• _Written problem_
Copy out every line of the items below word for word, but leave out the pictures.

Stored data entries
/---

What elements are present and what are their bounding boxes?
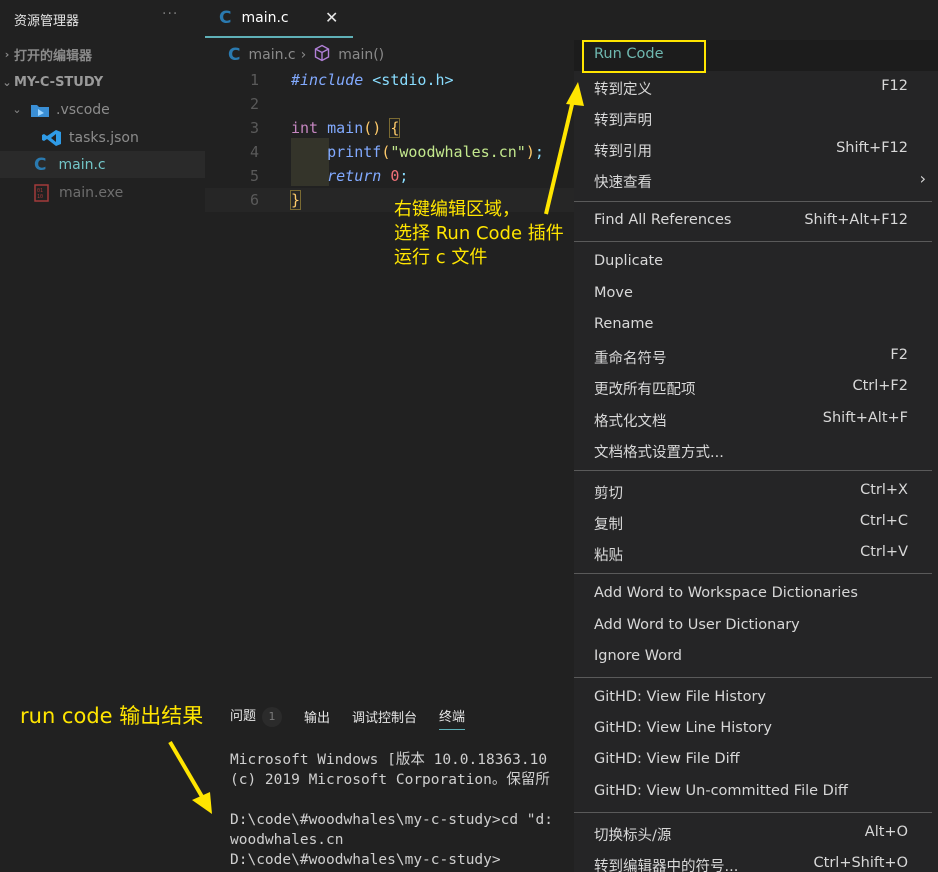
arrow-to-run-code: [544, 82, 584, 215]
annotation-arrows: [168, 82, 584, 814]
arrow-to-terminal: [168, 740, 212, 814]
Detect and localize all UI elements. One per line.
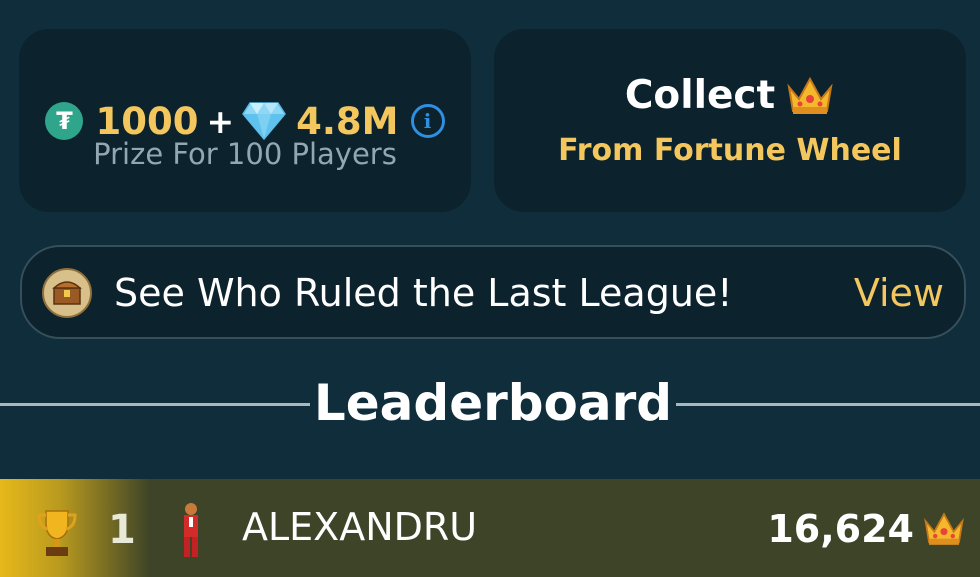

\---

• _Exercise response_
What elements are present and what are their bounding boxes?
arrow-to-run-code: [544, 82, 584, 215]
annotation-arrows: [168, 82, 584, 814]
arrow-to-terminal: [168, 740, 212, 814]
Detect and localize all UI elements. One per line.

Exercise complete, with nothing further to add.